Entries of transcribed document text
☆ ☆ ☆ ☆
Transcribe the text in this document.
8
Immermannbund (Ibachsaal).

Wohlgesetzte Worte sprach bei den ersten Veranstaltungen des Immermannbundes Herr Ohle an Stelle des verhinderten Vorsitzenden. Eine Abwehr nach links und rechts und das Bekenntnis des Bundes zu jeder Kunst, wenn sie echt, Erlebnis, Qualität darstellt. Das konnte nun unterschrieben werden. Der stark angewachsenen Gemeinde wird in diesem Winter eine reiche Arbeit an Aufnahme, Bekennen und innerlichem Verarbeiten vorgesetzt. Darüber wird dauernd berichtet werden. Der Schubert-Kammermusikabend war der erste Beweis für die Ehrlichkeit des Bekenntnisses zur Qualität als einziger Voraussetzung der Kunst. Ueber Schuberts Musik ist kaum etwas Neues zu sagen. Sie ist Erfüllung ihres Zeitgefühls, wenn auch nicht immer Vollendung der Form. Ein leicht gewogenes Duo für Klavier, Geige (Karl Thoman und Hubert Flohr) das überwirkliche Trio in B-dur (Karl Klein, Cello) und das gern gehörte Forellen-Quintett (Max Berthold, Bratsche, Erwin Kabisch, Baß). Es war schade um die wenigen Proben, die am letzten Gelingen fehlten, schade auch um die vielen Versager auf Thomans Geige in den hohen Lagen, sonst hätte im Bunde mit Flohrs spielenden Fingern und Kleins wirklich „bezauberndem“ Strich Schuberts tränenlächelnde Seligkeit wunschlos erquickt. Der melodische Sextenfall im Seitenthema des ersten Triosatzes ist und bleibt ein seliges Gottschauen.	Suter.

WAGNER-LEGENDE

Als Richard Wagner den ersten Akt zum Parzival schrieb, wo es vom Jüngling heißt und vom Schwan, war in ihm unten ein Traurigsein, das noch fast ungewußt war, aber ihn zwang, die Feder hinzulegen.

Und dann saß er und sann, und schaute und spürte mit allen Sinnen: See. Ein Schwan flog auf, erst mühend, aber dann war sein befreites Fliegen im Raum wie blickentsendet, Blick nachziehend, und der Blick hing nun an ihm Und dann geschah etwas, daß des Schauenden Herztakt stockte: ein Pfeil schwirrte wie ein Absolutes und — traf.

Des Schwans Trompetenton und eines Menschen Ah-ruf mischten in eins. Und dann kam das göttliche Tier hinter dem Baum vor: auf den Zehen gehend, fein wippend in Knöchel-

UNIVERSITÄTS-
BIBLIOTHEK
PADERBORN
☆ ☆ ☆ ☆
Problem details: Nothing above should be left out. Print all the records exactly.

Exercise solution:
Transcribe the text in this document.
8
Immermannbund (Ibachsaal).

Wohlgesetzte Worte sprach bei den ersten Veranstaltungen des Immermannbundes Herr Ohle an Stelle des verhinderten Vorsitzenden. Eine Abwehr nach links und rechts und das Bekenntnis des Bundes zu jeder Kunst, wenn sie echt, Erlebnis, Qualität darstellt. Das konnte nun unterschrieben werden. Der stark angewachsenen Gemeinde wird in diesem Winter eine reiche Arbeit an Aufnahme, Bekennen und innerlichem Verarbeiten vorgesetzt. Darüber wird dauernd berichtet werden. Der Schubert-Kammermusikabend war der erste Beweis für die Ehrlichkeit des Bekenntnisses zur Qualität als einziger Voraussetzung der Kunst. Ueber Schuberts Musik ist kaum etwas Neues zu sagen. Sie ist Erfüllung ihres Zeitgefühls, wenn auch nicht immer Vollendung der Form. Ein leicht gewogenes Duo für Klavier, Geige (Karl Thoman und Hubert Flohr) das überwirkliche Trio in B-dur (Karl Klein, Cello) und das gern gehörte Forellen-Quintett (Max Berthold, Bratsche, Erwin Kabisch, Baß). Es war schade um die wenigen Proben, die am letzten Gelingen fehlten, schade auch um die vielen Versager auf Thomans Geige in den hohen Lagen, sonst hätte im Bunde mit Flohrs spielenden Fingern und Kleins wirklich „bezauberndem“ Strich Schuberts tränenlächelnde Seligkeit wunschlos erquickt. Der melodische Sextenfall im Seitenthema des ersten Triosatzes ist und bleibt ein seliges Gottschauen.	Suter.

WAGNER-LEGENDE

Als Richard Wagner den ersten Akt zum Parzival schrieb, wo es vom Jüngling heißt und vom Schwan, war in ihm unten ein Traurigsein, das noch fast ungewußt war, aber ihn zwang, die Feder hinzulegen.

Und dann saß er und sann, und schaute und spürte mit allen Sinnen: See. Ein Schwan flog auf, erst mühend, aber dann war sein befreites Fliegen im Raum wie blickentsendet, Blick nachziehend, und der Blick hing nun an ihm Und dann geschah etwas, daß des Schauenden Herztakt stockte: ein Pfeil schwirrte wie ein Absolutes und — traf.

Des Schwans Trompetenton und eines Menschen Ah-ruf mischten in eins. Und dann kam das göttliche Tier hinter dem Baum vor: auf den Zehen gehend, fein wippend in Knöchel-

UNIVERSITÄTS-
BIBLIOTHEK
PADERBORN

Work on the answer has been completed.